» **THE TASK**:
Write out each line beneath this one exactly as it reads.

——

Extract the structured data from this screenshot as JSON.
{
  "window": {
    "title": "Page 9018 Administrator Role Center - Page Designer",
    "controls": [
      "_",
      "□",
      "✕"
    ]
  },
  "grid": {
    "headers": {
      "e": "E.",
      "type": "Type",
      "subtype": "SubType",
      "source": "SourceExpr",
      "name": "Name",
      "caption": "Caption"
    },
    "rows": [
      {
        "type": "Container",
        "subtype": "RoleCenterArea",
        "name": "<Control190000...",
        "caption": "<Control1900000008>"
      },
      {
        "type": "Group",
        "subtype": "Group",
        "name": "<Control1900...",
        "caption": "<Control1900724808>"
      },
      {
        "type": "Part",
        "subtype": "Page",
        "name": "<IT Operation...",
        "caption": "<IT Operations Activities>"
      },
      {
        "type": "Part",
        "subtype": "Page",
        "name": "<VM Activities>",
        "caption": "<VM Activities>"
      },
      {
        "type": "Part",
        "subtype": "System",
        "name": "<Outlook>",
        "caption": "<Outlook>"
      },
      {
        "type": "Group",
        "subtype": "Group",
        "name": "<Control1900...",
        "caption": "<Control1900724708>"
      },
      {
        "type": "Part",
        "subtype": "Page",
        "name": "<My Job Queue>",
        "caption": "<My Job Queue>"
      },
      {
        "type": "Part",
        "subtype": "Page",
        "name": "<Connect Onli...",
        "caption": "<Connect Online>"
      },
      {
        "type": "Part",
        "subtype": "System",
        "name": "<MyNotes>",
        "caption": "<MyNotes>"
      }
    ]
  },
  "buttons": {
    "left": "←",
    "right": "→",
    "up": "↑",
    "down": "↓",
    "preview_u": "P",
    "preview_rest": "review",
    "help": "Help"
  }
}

——

» **TASK ANSWER**:
Extract the structured data from this screenshot as JSON.
{
  "window": {
    "title": "Page 9018 Administrator Role Center - Page Designer",
    "controls": [
      "_",
      "□",
      "✕"
    ]
  },
  "grid": {
    "headers": {
      "e": "E.",
      "type": "Type",
      "subtype": "SubType",
      "source": "SourceExpr",
      "name": "Name",
      "caption": "Caption"
    },
    "rows": [
      {
        "type": "Container",
        "subtype": "RoleCenterArea",
        "name": "<Control190000...",
        "caption": "<Control1900000008>"
      },
      {
        "type": "Group",
        "subtype": "Group",
        "name": "<Control1900...",
        "caption": "<Control1900724808>"
      },
      {
        "type": "Part",
        "subtype": "Page",
        "name": "<IT Operation...",
        "caption": "<IT Operations Activities>"
      },
      {
        "type": "Part",
        "subtype": "Page",
        "name": "<VM Activities>",
        "caption": "<VM Activities>"
      },
      {
        "type": "Part",
        "subtype": "System",
        "name": "<Outlook>",
        "caption": "<Outlook>"
      },
      {
        "type": "Group",
        "subtype": "Group",
        "name": "<Control1900...",
        "caption": "<Control1900724708>"
      },
      {
        "type": "Part",
        "subtype": "Page",
        "name": "<My Job Queue>",
        "caption": "<My Job Queue>"
      },
      {
        "type": "Part",
        "subtype": "Page",
        "name": "<Connect Onli...",
        "caption": "<Connect Online>"
      },
      {
        "type": "Part",
        "subtype": "System",
        "name": "<MyNotes>",
        "caption": "<MyNotes>"
      }
    ]
  },
  "buttons": {
    "left": "←",
    "right": "→",
    "up": "↑",
    "down": "↓",
    "preview_u": "P",
    "preview_rest": "review",
    "help": "Help"
  }
}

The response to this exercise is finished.